Write out all lines holding the word "铂类药物".
──────
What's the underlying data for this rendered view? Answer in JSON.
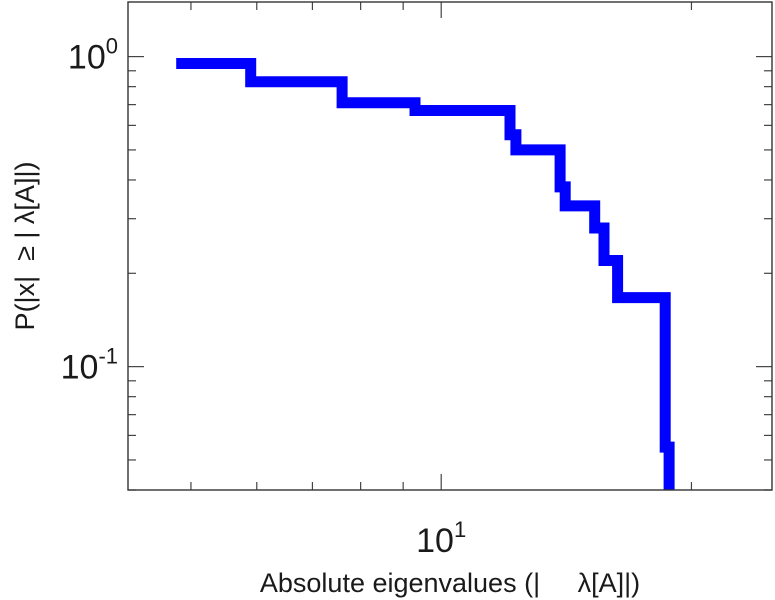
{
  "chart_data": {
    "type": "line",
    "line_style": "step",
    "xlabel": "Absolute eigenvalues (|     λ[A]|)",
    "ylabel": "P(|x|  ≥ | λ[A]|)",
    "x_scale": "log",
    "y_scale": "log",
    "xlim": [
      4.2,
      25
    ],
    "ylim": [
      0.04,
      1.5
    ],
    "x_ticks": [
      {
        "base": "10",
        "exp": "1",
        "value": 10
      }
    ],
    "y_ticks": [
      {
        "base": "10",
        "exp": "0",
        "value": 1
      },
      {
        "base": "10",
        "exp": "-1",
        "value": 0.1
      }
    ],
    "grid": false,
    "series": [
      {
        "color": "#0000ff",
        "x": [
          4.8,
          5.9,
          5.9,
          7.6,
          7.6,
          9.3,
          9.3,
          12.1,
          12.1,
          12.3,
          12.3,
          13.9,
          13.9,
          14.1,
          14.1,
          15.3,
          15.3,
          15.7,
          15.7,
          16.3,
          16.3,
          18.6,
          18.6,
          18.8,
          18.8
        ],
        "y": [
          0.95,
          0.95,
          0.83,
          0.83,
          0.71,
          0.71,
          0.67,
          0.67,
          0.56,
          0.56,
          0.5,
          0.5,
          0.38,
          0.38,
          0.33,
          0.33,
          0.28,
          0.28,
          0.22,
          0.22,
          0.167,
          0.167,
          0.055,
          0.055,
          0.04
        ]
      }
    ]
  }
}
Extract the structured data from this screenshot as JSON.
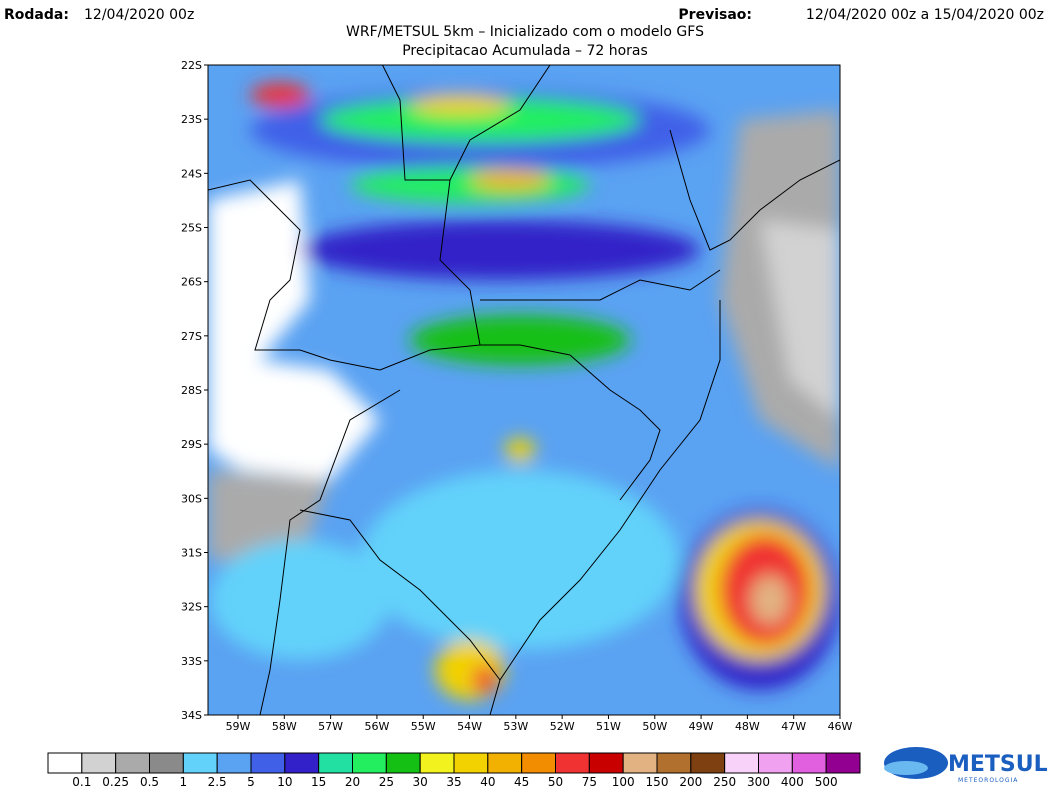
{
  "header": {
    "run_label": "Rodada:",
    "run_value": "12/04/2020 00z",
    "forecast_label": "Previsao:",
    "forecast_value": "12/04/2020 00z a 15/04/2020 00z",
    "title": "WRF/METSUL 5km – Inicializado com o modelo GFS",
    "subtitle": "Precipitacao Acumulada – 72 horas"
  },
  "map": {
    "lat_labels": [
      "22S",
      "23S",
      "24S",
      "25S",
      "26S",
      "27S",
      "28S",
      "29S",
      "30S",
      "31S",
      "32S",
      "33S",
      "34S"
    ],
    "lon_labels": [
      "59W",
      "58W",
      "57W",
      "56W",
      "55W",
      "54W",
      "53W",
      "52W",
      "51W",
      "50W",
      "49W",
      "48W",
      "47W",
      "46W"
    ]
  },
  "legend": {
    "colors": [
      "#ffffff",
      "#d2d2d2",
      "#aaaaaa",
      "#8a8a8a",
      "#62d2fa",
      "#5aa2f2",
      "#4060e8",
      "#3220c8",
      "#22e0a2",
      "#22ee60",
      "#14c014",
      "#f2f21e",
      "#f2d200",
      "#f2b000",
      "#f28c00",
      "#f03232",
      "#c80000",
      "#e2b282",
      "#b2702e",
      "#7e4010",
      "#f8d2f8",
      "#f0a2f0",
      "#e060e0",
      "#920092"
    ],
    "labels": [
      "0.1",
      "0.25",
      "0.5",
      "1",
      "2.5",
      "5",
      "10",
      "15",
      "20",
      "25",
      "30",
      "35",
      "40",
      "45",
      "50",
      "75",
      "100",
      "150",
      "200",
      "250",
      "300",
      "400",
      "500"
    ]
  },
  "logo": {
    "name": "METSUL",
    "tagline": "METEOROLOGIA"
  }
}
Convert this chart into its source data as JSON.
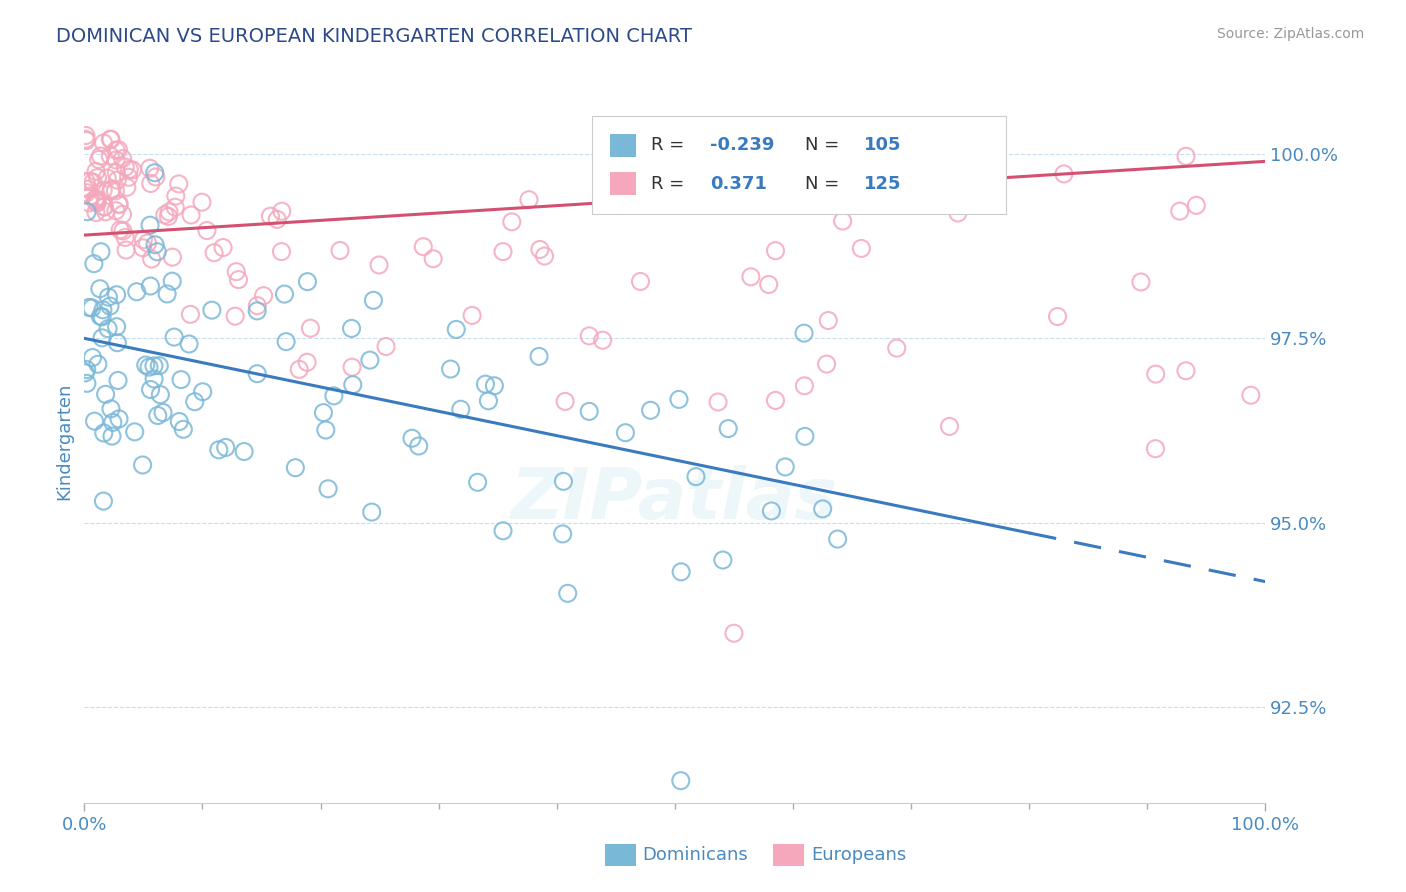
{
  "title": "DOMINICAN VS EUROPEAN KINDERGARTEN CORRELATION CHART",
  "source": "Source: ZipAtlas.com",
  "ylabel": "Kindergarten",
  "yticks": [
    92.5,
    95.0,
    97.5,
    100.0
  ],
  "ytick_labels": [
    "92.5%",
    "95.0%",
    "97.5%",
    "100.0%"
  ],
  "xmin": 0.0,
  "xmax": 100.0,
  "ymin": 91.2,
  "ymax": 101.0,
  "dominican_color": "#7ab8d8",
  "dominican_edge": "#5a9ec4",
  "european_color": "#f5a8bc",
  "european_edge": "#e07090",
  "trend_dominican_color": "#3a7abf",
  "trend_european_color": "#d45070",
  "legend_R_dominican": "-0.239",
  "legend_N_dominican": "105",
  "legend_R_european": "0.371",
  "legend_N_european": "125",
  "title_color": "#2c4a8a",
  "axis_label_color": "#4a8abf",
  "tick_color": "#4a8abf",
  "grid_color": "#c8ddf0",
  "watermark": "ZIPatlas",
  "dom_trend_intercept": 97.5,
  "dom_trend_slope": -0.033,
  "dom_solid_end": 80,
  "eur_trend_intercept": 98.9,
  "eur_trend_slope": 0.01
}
──────
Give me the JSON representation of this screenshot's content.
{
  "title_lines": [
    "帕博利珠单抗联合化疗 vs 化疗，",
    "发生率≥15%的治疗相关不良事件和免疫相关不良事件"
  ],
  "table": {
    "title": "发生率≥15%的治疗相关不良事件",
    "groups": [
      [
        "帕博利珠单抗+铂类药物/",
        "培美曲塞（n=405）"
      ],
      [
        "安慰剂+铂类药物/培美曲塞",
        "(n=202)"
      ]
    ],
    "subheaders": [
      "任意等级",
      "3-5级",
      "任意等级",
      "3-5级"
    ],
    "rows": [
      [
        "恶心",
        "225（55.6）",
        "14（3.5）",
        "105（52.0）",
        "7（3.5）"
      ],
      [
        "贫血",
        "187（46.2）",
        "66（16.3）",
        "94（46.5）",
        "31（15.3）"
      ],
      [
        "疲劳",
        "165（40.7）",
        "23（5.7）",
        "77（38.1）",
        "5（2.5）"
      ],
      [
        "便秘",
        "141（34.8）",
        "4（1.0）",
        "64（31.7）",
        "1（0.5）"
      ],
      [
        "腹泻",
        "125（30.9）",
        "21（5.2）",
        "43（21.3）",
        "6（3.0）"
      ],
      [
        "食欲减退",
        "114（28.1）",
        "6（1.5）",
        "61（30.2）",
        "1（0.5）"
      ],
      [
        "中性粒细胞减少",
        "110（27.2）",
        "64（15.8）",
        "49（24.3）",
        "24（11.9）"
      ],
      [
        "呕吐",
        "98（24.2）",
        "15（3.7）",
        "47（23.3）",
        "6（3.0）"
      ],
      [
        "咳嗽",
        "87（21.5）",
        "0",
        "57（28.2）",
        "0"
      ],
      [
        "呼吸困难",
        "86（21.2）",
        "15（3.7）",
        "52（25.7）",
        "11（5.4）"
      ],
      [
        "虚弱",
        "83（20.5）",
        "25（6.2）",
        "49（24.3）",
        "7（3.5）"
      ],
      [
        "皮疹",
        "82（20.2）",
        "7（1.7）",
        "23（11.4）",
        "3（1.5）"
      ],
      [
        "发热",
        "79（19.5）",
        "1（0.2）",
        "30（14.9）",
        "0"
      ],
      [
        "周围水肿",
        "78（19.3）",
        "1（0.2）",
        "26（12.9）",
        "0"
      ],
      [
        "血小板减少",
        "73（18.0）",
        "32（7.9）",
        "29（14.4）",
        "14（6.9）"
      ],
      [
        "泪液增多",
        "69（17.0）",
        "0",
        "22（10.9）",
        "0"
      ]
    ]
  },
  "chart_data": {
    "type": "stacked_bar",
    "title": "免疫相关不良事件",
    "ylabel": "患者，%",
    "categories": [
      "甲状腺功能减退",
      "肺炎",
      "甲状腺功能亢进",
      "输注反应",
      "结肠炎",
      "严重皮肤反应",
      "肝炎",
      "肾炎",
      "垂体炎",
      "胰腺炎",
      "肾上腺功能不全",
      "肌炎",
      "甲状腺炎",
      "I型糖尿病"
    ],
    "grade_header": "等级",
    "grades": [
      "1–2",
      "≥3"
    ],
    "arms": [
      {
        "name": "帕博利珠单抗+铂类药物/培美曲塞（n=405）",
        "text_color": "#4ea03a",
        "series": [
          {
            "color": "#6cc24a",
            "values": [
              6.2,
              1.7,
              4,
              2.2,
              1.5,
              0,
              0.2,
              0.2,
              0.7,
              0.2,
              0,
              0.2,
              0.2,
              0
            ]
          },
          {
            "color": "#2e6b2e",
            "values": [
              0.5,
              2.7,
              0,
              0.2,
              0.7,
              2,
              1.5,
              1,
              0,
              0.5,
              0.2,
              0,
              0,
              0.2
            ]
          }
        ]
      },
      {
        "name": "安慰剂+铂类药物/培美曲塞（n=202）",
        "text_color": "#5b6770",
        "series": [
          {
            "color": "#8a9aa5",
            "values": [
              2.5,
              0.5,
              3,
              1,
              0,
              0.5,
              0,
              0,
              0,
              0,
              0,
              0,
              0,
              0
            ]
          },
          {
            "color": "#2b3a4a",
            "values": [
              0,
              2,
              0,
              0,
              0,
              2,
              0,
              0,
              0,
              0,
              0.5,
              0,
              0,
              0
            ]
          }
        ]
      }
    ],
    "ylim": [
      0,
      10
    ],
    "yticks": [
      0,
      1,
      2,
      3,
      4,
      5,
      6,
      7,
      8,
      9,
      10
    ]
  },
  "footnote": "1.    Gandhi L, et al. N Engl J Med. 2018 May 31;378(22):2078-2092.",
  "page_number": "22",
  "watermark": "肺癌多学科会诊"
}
──────
RESPONSE:
        "帕博利珠单抗+铂类药物/",
        "安慰剂+铂类药物/培美曲塞",
        "name": "帕博利珠单抗+铂类药物/培美曲塞（n=405）",
        "name": "安慰剂+铂类药物/培美曲塞（n=202）",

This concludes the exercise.